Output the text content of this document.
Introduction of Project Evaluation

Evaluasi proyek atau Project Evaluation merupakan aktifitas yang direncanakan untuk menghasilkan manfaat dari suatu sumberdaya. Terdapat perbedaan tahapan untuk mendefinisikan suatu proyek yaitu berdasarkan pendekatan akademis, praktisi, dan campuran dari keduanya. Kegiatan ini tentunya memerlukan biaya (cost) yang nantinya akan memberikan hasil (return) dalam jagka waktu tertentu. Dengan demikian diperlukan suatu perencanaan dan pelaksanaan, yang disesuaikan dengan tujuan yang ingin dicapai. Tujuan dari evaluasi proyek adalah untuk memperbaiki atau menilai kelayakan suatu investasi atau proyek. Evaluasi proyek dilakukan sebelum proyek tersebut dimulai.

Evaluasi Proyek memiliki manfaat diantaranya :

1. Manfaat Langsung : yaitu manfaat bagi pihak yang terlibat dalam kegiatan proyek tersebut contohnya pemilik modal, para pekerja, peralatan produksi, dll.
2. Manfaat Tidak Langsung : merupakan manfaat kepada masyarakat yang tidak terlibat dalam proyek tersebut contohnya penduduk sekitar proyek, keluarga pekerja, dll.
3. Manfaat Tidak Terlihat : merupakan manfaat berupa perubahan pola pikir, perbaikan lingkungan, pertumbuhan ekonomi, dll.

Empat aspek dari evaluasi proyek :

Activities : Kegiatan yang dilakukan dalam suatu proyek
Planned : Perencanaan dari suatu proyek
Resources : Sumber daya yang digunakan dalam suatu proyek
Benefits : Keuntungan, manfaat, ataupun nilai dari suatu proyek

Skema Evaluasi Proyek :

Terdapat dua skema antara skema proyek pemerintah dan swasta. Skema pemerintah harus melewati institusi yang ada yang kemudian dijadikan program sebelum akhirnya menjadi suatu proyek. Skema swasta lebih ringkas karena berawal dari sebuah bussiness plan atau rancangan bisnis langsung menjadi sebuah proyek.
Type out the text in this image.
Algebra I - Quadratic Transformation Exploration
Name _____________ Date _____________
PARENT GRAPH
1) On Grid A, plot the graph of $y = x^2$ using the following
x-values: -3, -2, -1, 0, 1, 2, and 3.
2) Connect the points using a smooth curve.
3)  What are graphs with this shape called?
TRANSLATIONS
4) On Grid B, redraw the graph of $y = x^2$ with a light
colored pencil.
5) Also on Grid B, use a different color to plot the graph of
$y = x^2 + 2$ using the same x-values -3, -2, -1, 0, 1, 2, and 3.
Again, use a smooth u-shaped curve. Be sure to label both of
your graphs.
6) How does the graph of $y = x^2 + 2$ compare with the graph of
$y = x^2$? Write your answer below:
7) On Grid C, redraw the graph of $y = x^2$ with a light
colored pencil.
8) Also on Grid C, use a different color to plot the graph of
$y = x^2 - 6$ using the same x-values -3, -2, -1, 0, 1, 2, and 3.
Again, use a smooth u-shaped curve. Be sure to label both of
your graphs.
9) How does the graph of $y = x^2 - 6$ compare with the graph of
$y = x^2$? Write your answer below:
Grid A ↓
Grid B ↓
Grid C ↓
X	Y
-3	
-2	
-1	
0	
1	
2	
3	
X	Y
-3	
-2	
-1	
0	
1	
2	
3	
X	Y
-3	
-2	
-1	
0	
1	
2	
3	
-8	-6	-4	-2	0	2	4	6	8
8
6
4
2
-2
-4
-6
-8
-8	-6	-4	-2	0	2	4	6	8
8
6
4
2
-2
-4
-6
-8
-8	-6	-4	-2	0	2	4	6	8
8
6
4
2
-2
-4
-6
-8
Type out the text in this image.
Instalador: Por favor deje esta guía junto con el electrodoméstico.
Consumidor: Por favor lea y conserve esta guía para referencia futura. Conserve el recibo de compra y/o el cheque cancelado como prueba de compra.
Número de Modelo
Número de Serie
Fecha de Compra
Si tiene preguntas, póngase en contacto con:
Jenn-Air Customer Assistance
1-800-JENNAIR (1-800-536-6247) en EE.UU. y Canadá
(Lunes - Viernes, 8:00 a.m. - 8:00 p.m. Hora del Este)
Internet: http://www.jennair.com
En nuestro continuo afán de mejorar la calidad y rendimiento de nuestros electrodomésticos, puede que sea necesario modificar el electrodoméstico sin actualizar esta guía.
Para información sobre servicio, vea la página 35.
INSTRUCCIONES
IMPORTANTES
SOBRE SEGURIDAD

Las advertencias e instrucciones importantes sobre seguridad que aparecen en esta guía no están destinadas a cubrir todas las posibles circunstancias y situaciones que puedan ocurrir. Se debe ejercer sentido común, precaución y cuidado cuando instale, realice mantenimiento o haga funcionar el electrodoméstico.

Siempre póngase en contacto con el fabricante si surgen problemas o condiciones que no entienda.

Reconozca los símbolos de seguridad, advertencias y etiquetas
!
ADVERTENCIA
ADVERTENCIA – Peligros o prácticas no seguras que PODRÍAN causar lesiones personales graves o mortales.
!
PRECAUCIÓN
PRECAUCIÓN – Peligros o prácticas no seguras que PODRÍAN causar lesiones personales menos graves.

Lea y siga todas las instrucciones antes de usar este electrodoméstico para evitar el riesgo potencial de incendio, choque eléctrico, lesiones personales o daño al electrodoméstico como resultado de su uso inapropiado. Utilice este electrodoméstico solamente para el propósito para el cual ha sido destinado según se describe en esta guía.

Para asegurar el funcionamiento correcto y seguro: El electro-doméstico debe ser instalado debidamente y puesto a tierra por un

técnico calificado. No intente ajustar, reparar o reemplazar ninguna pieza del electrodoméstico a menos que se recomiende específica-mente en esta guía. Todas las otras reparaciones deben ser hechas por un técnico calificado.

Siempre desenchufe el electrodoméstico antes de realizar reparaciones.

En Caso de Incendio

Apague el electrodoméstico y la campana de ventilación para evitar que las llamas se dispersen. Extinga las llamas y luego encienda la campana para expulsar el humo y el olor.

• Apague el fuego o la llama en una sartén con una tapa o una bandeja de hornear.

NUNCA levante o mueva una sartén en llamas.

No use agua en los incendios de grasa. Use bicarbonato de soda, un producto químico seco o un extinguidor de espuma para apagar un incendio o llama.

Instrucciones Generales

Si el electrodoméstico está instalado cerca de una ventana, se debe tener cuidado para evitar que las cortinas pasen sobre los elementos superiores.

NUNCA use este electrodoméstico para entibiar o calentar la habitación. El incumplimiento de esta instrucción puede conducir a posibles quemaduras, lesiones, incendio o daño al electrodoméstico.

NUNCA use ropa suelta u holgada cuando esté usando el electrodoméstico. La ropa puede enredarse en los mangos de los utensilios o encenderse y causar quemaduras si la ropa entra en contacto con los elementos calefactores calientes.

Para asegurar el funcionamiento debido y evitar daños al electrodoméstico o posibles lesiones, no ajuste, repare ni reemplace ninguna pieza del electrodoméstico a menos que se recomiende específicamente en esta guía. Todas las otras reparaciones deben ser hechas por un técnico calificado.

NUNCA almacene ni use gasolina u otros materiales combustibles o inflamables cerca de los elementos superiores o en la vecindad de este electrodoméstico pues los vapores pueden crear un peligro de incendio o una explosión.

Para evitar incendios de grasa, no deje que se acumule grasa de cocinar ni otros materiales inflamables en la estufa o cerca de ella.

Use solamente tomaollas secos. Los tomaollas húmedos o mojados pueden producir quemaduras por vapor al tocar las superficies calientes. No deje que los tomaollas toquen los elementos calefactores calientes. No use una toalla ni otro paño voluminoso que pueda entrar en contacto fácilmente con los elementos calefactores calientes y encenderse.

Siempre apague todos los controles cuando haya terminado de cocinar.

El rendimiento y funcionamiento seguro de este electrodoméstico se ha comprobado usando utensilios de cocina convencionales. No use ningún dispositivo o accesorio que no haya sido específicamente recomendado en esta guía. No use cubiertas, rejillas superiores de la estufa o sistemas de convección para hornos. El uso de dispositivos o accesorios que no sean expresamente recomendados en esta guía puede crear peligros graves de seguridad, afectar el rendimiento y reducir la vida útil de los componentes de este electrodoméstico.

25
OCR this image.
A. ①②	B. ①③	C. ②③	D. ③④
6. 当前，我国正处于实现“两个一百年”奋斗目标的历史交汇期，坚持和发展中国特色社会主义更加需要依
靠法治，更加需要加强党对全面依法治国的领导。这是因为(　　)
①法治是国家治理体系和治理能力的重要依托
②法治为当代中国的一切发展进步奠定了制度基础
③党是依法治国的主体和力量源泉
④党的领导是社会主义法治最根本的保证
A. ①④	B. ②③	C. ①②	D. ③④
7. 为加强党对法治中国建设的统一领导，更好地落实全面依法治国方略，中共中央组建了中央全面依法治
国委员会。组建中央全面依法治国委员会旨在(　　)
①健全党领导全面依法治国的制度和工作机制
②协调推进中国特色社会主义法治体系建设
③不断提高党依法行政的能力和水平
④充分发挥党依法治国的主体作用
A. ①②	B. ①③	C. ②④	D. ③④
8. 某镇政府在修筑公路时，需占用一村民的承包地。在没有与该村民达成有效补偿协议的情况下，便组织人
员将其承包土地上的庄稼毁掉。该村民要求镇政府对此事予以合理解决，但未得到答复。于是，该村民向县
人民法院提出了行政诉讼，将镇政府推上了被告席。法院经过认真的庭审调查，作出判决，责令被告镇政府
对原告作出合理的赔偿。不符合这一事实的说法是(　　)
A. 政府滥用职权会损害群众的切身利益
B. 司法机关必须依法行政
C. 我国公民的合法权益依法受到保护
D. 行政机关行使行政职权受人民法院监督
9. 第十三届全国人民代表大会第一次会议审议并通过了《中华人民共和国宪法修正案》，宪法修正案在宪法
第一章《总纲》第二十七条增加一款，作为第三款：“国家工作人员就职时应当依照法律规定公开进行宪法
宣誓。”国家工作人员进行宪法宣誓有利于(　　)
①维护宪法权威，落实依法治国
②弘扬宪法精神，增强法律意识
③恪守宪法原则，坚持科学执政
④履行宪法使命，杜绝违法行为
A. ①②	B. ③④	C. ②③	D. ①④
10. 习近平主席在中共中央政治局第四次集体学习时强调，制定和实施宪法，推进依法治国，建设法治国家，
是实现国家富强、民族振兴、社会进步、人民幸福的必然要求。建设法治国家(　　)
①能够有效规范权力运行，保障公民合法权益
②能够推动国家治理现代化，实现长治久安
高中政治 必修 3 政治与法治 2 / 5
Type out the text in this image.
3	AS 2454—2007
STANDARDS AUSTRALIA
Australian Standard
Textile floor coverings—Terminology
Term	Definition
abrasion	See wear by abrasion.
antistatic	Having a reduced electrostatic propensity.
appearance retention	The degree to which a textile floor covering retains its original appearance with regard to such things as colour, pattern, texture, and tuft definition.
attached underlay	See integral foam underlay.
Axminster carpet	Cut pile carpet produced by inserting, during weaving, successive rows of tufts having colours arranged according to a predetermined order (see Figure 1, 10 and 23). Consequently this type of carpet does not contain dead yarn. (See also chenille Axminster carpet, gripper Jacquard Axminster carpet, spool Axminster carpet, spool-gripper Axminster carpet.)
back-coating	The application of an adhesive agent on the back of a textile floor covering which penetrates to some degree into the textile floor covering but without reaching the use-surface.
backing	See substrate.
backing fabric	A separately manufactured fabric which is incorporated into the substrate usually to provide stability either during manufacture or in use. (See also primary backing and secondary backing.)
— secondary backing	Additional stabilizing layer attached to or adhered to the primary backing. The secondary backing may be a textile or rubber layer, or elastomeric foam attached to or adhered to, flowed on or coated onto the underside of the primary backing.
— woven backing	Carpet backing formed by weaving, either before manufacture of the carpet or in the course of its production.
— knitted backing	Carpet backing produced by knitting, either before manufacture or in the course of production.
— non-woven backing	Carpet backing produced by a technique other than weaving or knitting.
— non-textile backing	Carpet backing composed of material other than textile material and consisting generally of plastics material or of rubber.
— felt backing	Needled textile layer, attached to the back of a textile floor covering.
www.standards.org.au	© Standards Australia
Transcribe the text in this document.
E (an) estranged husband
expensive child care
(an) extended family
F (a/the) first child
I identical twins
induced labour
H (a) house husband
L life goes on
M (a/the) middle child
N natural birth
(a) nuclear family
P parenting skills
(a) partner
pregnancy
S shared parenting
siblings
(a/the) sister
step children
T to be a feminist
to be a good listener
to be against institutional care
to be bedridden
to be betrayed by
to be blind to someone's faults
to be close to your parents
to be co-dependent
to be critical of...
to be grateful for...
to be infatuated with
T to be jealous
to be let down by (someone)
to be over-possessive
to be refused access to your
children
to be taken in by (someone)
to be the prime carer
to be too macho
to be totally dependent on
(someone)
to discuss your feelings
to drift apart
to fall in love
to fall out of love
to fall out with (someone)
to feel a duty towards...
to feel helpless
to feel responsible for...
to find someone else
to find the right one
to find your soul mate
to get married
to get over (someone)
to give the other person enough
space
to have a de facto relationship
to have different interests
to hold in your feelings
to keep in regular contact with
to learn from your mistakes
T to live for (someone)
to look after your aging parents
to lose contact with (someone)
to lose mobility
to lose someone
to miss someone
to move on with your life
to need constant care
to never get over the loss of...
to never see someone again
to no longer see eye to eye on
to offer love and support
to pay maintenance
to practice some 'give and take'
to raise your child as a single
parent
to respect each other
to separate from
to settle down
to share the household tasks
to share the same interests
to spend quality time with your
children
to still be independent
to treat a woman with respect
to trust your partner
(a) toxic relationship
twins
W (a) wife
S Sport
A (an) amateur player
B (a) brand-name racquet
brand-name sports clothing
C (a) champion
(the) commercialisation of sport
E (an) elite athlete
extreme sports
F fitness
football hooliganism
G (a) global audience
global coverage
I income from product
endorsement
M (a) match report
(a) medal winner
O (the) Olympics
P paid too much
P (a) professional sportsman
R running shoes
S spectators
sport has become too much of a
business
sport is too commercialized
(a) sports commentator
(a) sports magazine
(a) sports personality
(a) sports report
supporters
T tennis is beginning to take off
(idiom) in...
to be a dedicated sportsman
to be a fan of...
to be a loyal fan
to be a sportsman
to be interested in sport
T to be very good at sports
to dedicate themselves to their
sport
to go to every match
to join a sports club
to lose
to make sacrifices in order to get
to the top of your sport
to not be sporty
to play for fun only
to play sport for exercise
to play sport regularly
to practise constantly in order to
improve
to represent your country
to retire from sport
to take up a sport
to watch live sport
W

__________

## Written request
Identify and copy lines that hold the string "good".

## Result of this task
to be a good listener
T to be very good at sports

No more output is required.